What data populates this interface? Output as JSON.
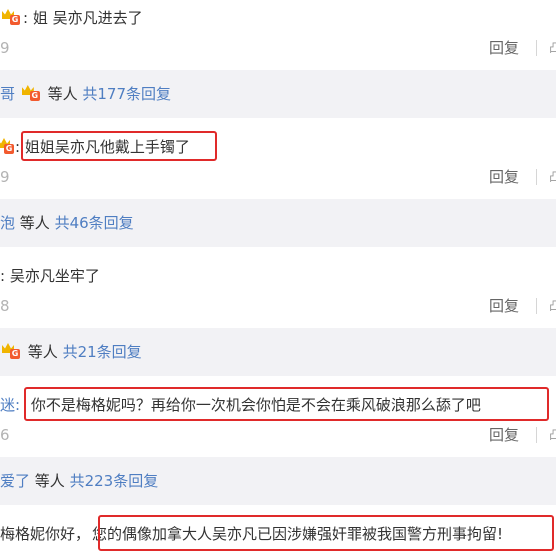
{
  "comments": [
    {
      "prefix": ":",
      "text": "姐 吴亦凡进去了",
      "time_fragment": "9",
      "reply_label": "回复",
      "replies_summary": {
        "user_fragment": "哥",
        "others": "等人",
        "count_text": "共177条回复"
      }
    },
    {
      "prefix": ":",
      "text": "姐姐吴亦凡他戴上手镯了",
      "time_fragment": "9",
      "reply_label": "回复",
      "replies_summary": {
        "user_fragment": "泡",
        "others": "等人",
        "count_text": "共46条回复"
      }
    },
    {
      "prefix": ":",
      "text": "吴亦凡坐牢了",
      "time_fragment": "8",
      "reply_label": "回复",
      "replies_summary": {
        "user_fragment": "",
        "others": "等人",
        "count_text": "共21条回复"
      }
    },
    {
      "prefix": "迷:",
      "text": "你不是梅格妮吗？再给你一次机会你怕是不会在乘风破浪那么舔了吧",
      "time_fragment": "6",
      "reply_label": "回复",
      "replies_summary": {
        "user_fragment": "爱了",
        "others": "等人",
        "count_text": "共223条回复"
      }
    },
    {
      "prefix": "梅格妮你好，",
      "text": "您的偶像加拿大人吴亦凡已因涉嫌强奸罪被我国警方刑事拘留!"
    }
  ],
  "icons": {
    "vip": "vip-crown-badge-icon",
    "like": "like-thumb-icon"
  },
  "colors": {
    "link": "#4f7ec2",
    "highlight_box": "#e02a2a",
    "band": "#f2f2f5"
  }
}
▬▬▬
YOUR OBJECTIVE – All of the entries above should be copied exactly, except for the pictures.

TASK RESULT –
What data populates this interface? Output as JSON.
{
  "comments": [
    {
      "prefix": ":",
      "text": "姐 吴亦凡进去了",
      "time_fragment": "9",
      "reply_label": "回复",
      "replies_summary": {
        "user_fragment": "哥",
        "others": "等人",
        "count_text": "共177条回复"
      }
    },
    {
      "prefix": ":",
      "text": "姐姐吴亦凡他戴上手镯了",
      "time_fragment": "9",
      "reply_label": "回复",
      "replies_summary": {
        "user_fragment": "泡",
        "others": "等人",
        "count_text": "共46条回复"
      }
    },
    {
      "prefix": ":",
      "text": "吴亦凡坐牢了",
      "time_fragment": "8",
      "reply_label": "回复",
      "replies_summary": {
        "user_fragment": "",
        "others": "等人",
        "count_text": "共21条回复"
      }
    },
    {
      "prefix": "迷:",
      "text": "你不是梅格妮吗？再给你一次机会你怕是不会在乘风破浪那么舔了吧",
      "time_fragment": "6",
      "reply_label": "回复",
      "replies_summary": {
        "user_fragment": "爱了",
        "others": "等人",
        "count_text": "共223条回复"
      }
    },
    {
      "prefix": "梅格妮你好，",
      "text": "您的偶像加拿大人吴亦凡已因涉嫌强奸罪被我国警方刑事拘留!"
    }
  ],
  "icons": {
    "vip": "vip-crown-badge-icon",
    "like": "like-thumb-icon"
  },
  "colors": {
    "link": "#4f7ec2",
    "highlight_box": "#e02a2a",
    "band": "#f2f2f5"
  }
}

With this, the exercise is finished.